▶ _Stated problem_
Return all lines below containing the word "Previous".

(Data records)
▬▬▬▬▬▬
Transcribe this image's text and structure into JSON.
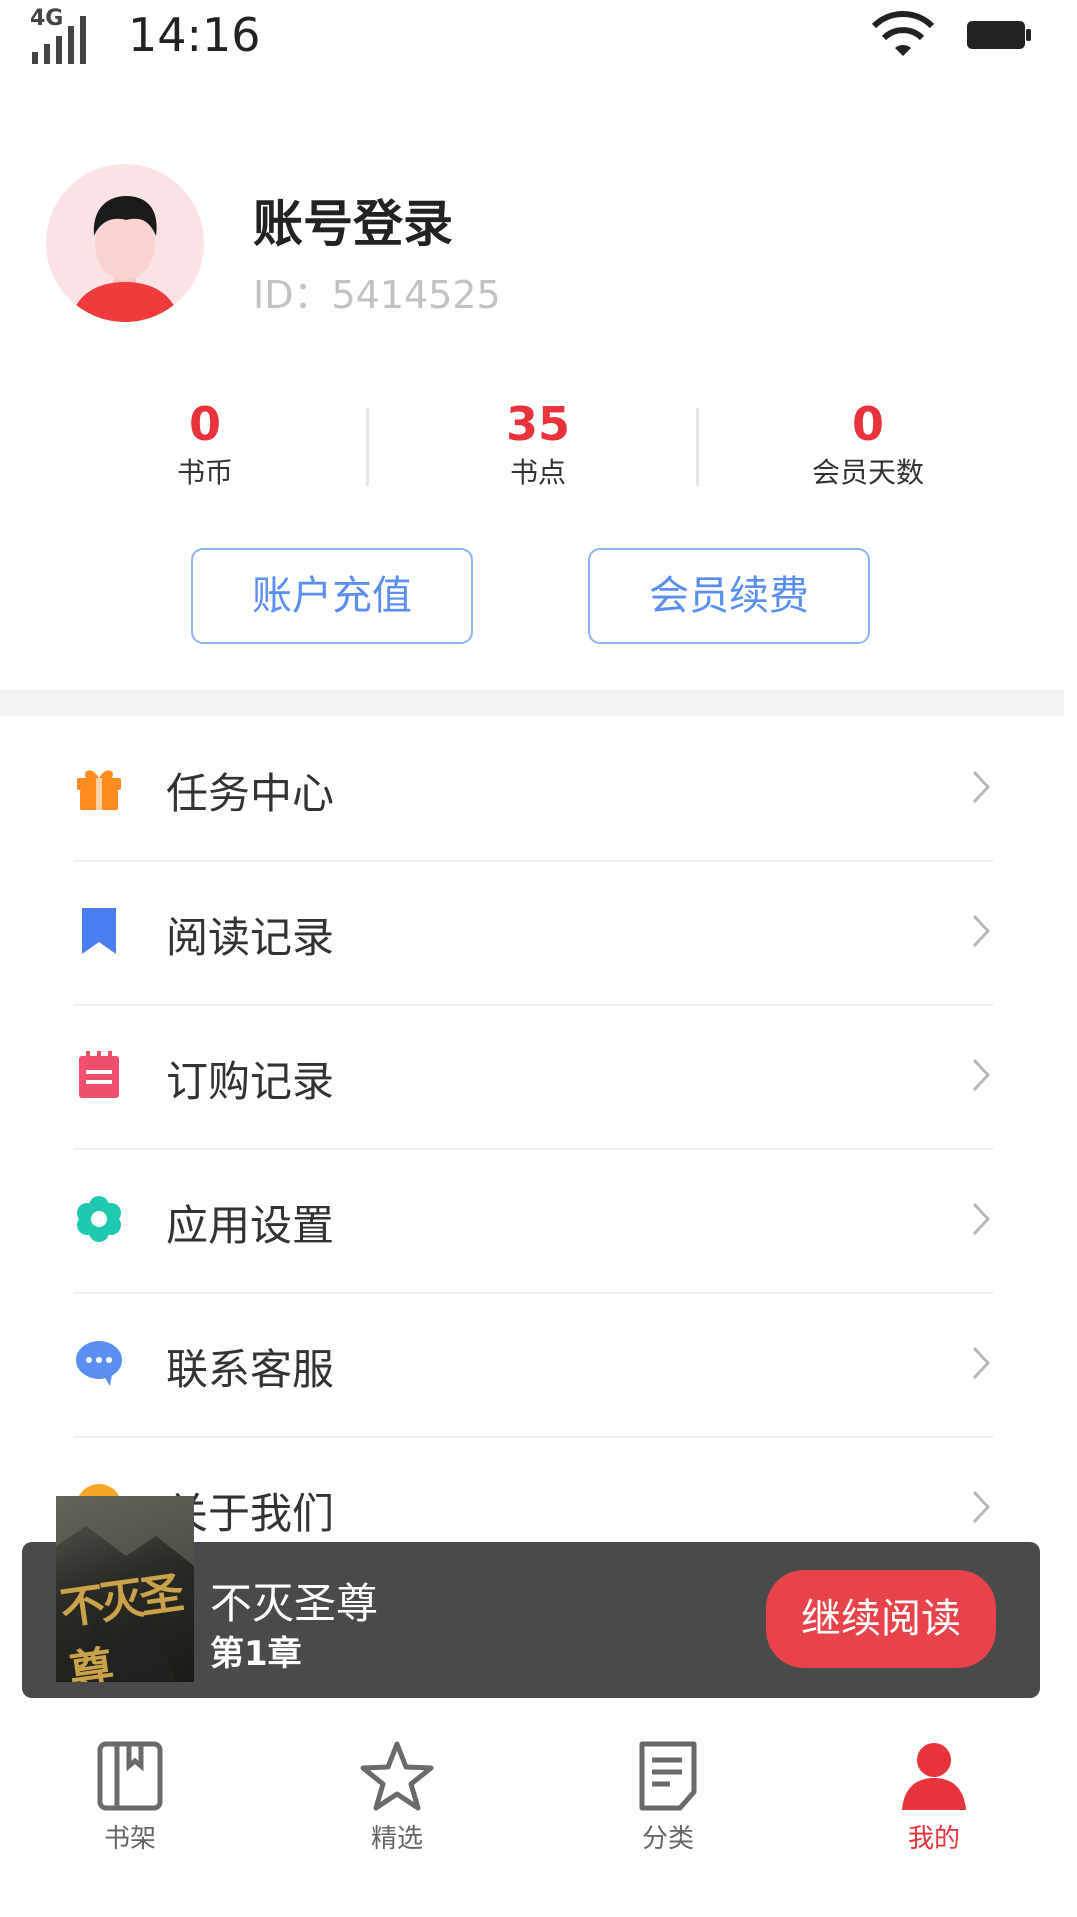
{
  "status_bar": {
    "network": "4G",
    "time": "14:16",
    "icons": [
      "signal-icon",
      "wifi-icon",
      "battery-icon"
    ]
  },
  "profile": {
    "name": "账号登录",
    "id_text": "ID：5414525"
  },
  "stats": [
    {
      "value": "0",
      "label": "书币"
    },
    {
      "value": "35",
      "label": "书点"
    },
    {
      "value": "0",
      "label": "会员天数"
    }
  ],
  "actions": {
    "recharge": "账户充值",
    "renew": "会员续费"
  },
  "menu": [
    {
      "label": "任务中心",
      "icon": "gift-icon",
      "color": "#ff8a1f"
    },
    {
      "label": "阅读记录",
      "icon": "bookmark-icon",
      "color": "#4a7cf2"
    },
    {
      "label": "订购记录",
      "icon": "notepad-icon",
      "color": "#f0506e"
    },
    {
      "label": "应用设置",
      "icon": "gear-icon",
      "color": "#1fc9b0"
    },
    {
      "label": "联系客服",
      "icon": "chat-icon",
      "color": "#5a8ef0"
    },
    {
      "label": "关于我们",
      "icon": "info-icon",
      "color": "#f5a623"
    }
  ],
  "now_reading": {
    "cover_text": "不灭圣尊",
    "title": "不灭圣尊",
    "chapter": "第1章",
    "button": "继续阅读"
  },
  "tabs": [
    {
      "label": "书架",
      "icon": "bookshelf-icon"
    },
    {
      "label": "精选",
      "icon": "star-icon"
    },
    {
      "label": "分类",
      "icon": "document-icon"
    },
    {
      "label": "我的",
      "icon": "person-icon",
      "active": true
    }
  ],
  "colors": {
    "accent": "#e8323c",
    "button_blue": "#5a8ef0",
    "player_bg": "#4a4a4a"
  }
}
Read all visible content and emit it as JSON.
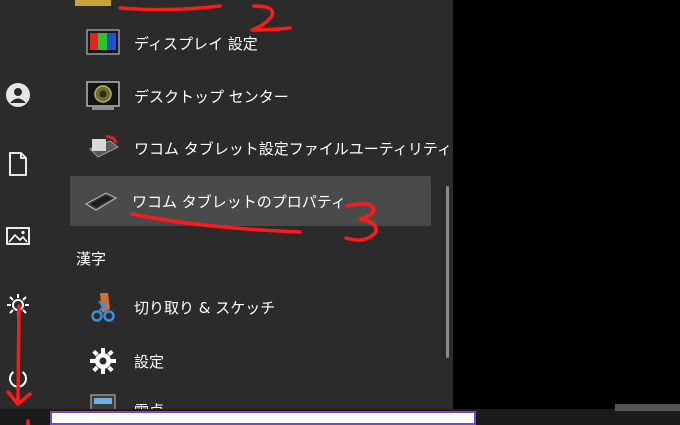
{
  "menu": {
    "items": [
      {
        "label": "ディスプレイ 設定",
        "icon": "display-settings-icon"
      },
      {
        "label": "デスクトップ センター",
        "icon": "desktop-center-icon"
      },
      {
        "label": "ワコム タブレット設定ファイルユーティリティ",
        "icon": "wacom-utility-icon"
      },
      {
        "label": "ワコム タブレットのプロパティ",
        "icon": "wacom-tablet-icon"
      },
      {
        "label": "切り取り & スケッチ",
        "icon": "snip-sketch-icon"
      },
      {
        "label": "設定",
        "icon": "gear-icon"
      },
      {
        "label": "電卓",
        "icon": "calculator-icon"
      }
    ],
    "section_header": "漢字"
  },
  "rail": {
    "icons": [
      "user-icon",
      "document-icon",
      "pictures-icon",
      "settings-gear-icon",
      "power-icon"
    ]
  },
  "annotations": {
    "color": "#ff1a1a",
    "number_2": "2",
    "number_3": "3"
  },
  "colors": {
    "panel": "#2b2b2b",
    "selected": "#4a4a4a",
    "search_border": "#7b47c9"
  }
}
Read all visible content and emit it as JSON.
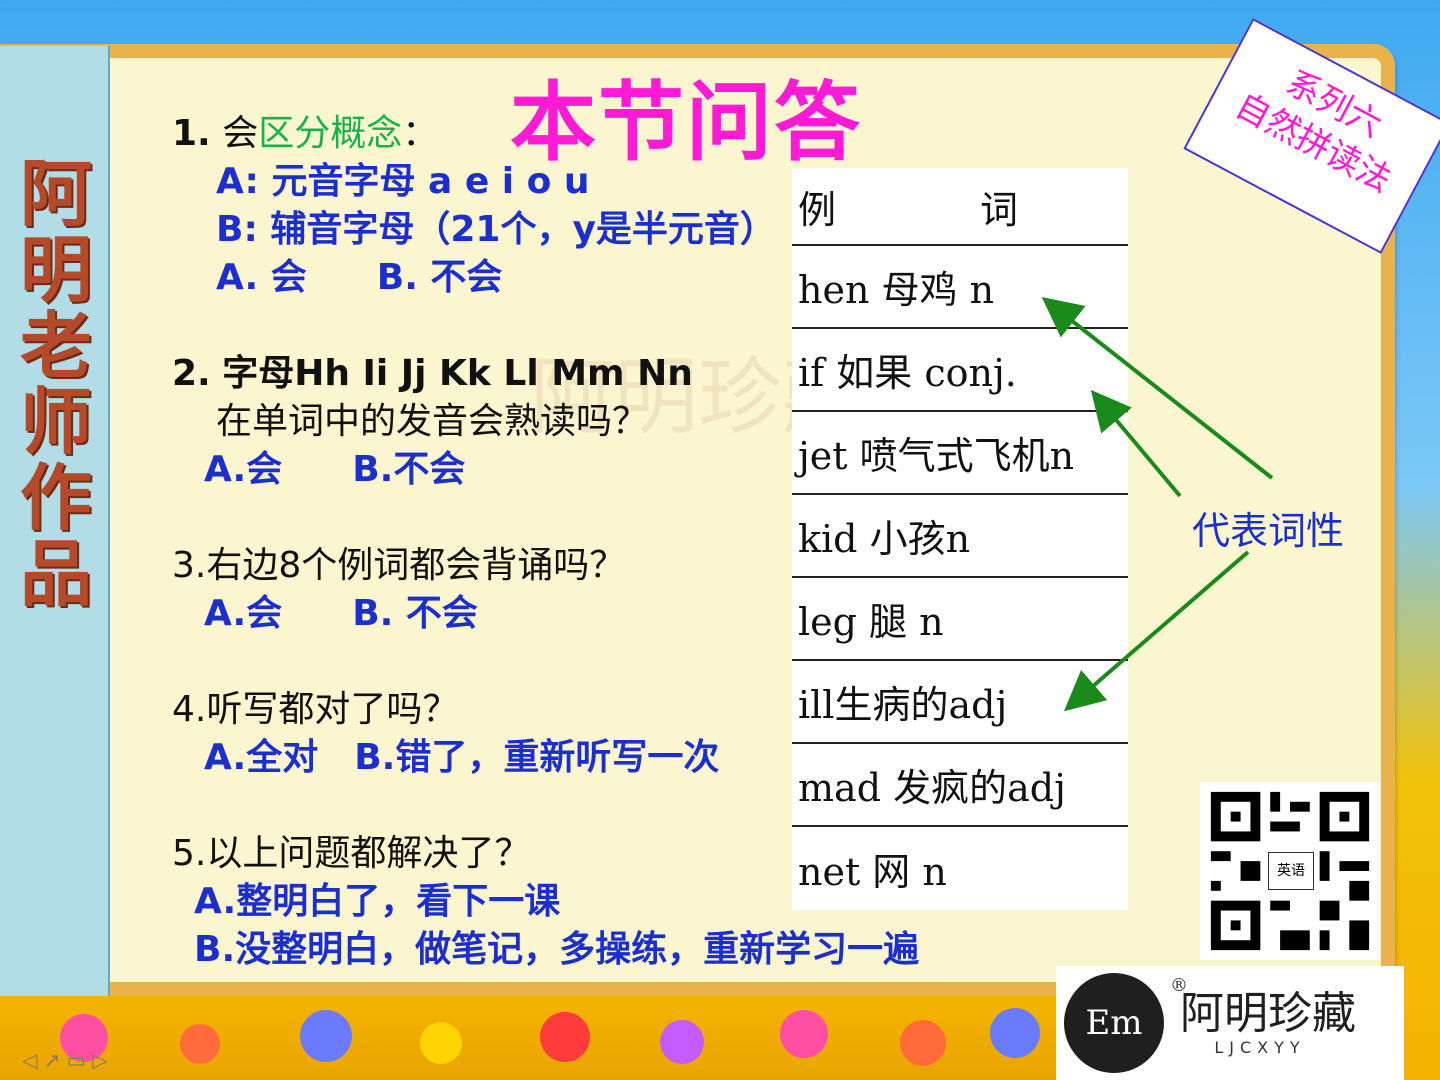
{
  "side": {
    "text": "阿明老师 作品"
  },
  "title": "本节问答",
  "watermark": "阿明珍藏",
  "q1": {
    "num": "1.",
    "prefix": "会",
    "highlight": "区分概念",
    "colon": "：",
    "a": "A: 元音字母 a e i o u",
    "b": "B: 辅音字母（21个，y是半元音）",
    "opt_a": "A. 会",
    "opt_b": "B. 不会"
  },
  "q2": {
    "num": "2.",
    "text": "字母Hh  Ii  Jj   Kk   Ll   Mm   Nn",
    "text2": "在单词中的发音会熟读吗？",
    "opt_a": "A.会",
    "opt_b": "B.不会"
  },
  "q3": {
    "text": "3.右边8个例词都会背诵吗？",
    "opt_a": "A.会",
    "opt_b": "B. 不会"
  },
  "q4": {
    "text": "4.听写都对了吗？",
    "opt_a": "A.全对",
    "opt_b": "B.错了，重新听写一次"
  },
  "q5": {
    "text": "5.以上问题都解决了？",
    "opt_a": "A.整明白了，看下一课",
    "opt_b": "B.没整明白，做笔记，多操练，重新学习一遍"
  },
  "table": {
    "head_left": "例",
    "head_right": "词",
    "rows": [
      "hen  母鸡 n",
      "if  如果 conj.",
      "jet 喷气式飞机n",
      "kid 小孩n",
      "leg 腿 n",
      "ill生病的adj",
      "mad 发疯的adj",
      "net 网 n"
    ]
  },
  "series": {
    "line1": "系列六",
    "line2": "自然拼读法"
  },
  "arrow_label": "代表词性",
  "qr": {
    "center": "英语"
  },
  "brand": {
    "logo": "Em",
    "name": "阿明珍藏",
    "sub": "LJCXYY",
    "reg": "®"
  },
  "colors": {
    "title": "#ff1ad6",
    "blue": "#1b2fd0",
    "green": "#16b34a",
    "arrow": "#1a8a1a"
  }
}
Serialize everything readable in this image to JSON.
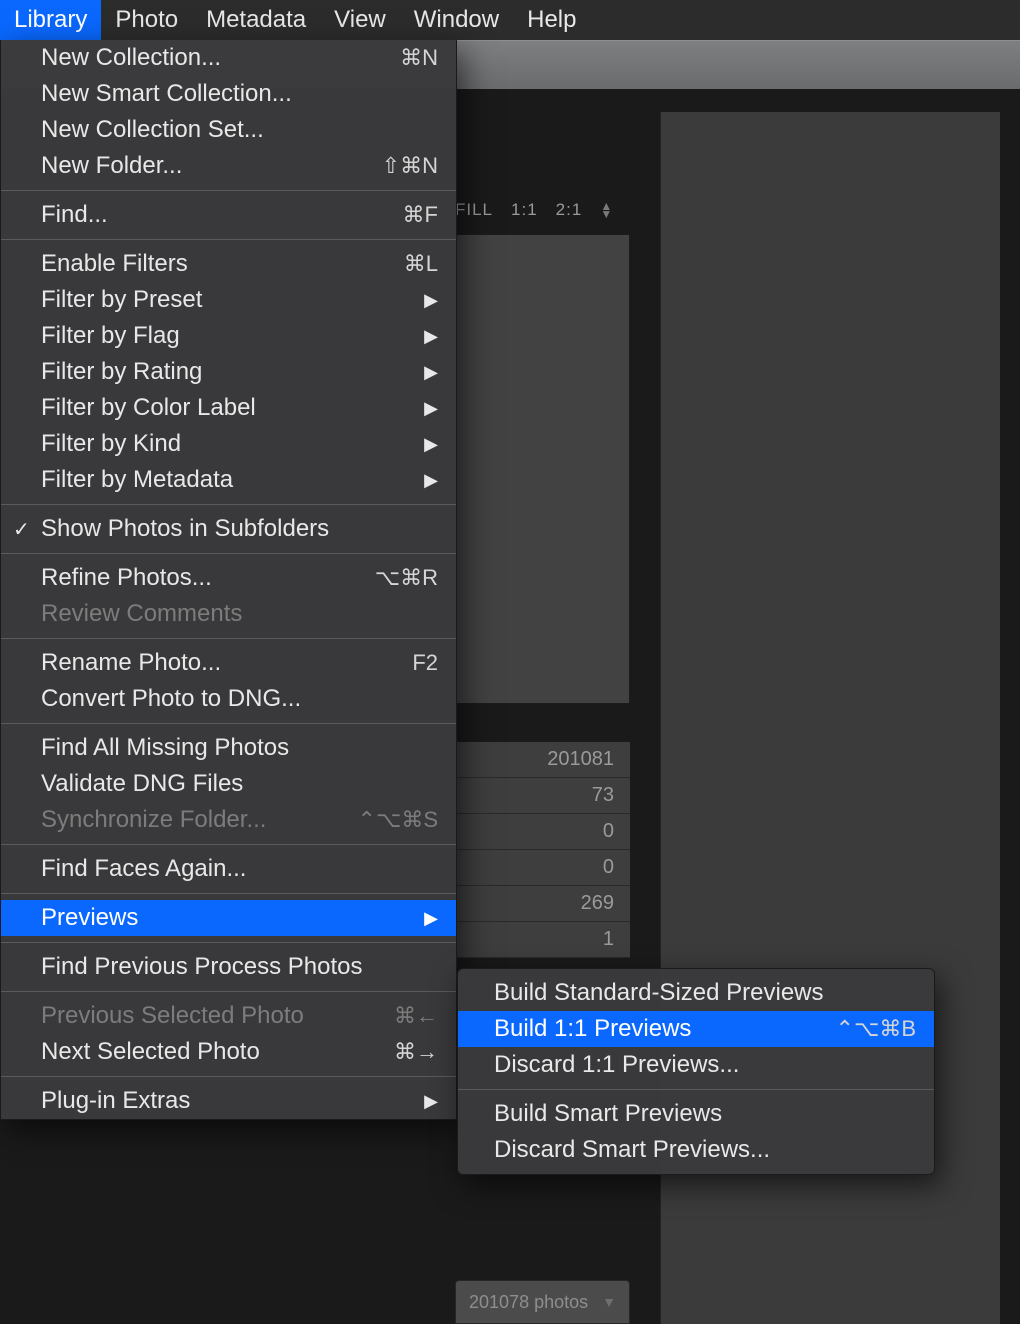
{
  "menubar": {
    "items": [
      {
        "label": "Library"
      },
      {
        "label": "Photo"
      },
      {
        "label": "Metadata"
      },
      {
        "label": "View"
      },
      {
        "label": "Window"
      },
      {
        "label": "Help"
      }
    ]
  },
  "nav": {
    "fill": "FILL",
    "ratio1": "1:1",
    "ratio2": "2:1"
  },
  "counts": [
    "201081",
    "73",
    "0",
    "0",
    "269",
    "1"
  ],
  "footer": {
    "text": "201078 photos"
  },
  "dropdown": {
    "items": [
      {
        "label": "New Collection...",
        "shortcut": "⌘N"
      },
      {
        "label": "New Smart Collection..."
      },
      {
        "label": "New Collection Set..."
      },
      {
        "label": "New Folder...",
        "shortcut": "⇧⌘N"
      },
      {
        "sep": true
      },
      {
        "label": "Find...",
        "shortcut": "⌘F"
      },
      {
        "sep": true
      },
      {
        "label": "Enable Filters",
        "shortcut": "⌘L"
      },
      {
        "label": "Filter by Preset",
        "submenu": true
      },
      {
        "label": "Filter by Flag",
        "submenu": true
      },
      {
        "label": "Filter by Rating",
        "submenu": true
      },
      {
        "label": "Filter by Color Label",
        "submenu": true
      },
      {
        "label": "Filter by Kind",
        "submenu": true
      },
      {
        "label": "Filter by Metadata",
        "submenu": true
      },
      {
        "sep": true
      },
      {
        "label": "Show Photos in Subfolders",
        "checked": true
      },
      {
        "sep": true
      },
      {
        "label": "Refine Photos...",
        "shortcut": "⌥⌘R"
      },
      {
        "label": "Review Comments",
        "disabled": true
      },
      {
        "sep": true
      },
      {
        "label": "Rename Photo...",
        "shortcut": "F2"
      },
      {
        "label": "Convert Photo to DNG..."
      },
      {
        "sep": true
      },
      {
        "label": "Find All Missing Photos"
      },
      {
        "label": "Validate DNG Files"
      },
      {
        "label": "Synchronize Folder...",
        "shortcut": "⌃⌥⌘S",
        "disabled": true
      },
      {
        "sep": true
      },
      {
        "label": "Find Faces Again..."
      },
      {
        "sep": true
      },
      {
        "label": "Previews",
        "submenu": true,
        "highlight": true
      },
      {
        "sep": true
      },
      {
        "label": "Find Previous Process Photos"
      },
      {
        "sep": true
      },
      {
        "label": "Previous Selected Photo",
        "shortcut": "⌘←",
        "disabled": true
      },
      {
        "label": "Next Selected Photo",
        "shortcut": "⌘→"
      },
      {
        "sep": true
      },
      {
        "label": "Plug-in Extras",
        "submenu": true
      }
    ]
  },
  "submenu": {
    "items": [
      {
        "label": "Build Standard-Sized Previews"
      },
      {
        "label": "Build 1:1 Previews",
        "shortcut": "⌃⌥⌘B",
        "highlight": true
      },
      {
        "label": "Discard 1:1 Previews..."
      },
      {
        "sep": true
      },
      {
        "label": "Build Smart Previews"
      },
      {
        "label": "Discard Smart Previews..."
      }
    ]
  }
}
▬▬▬▬▬▬
▶ _Answer to this task_
        "label": "Find Previous Process Photos"
        "label": "Previous Selected Photo",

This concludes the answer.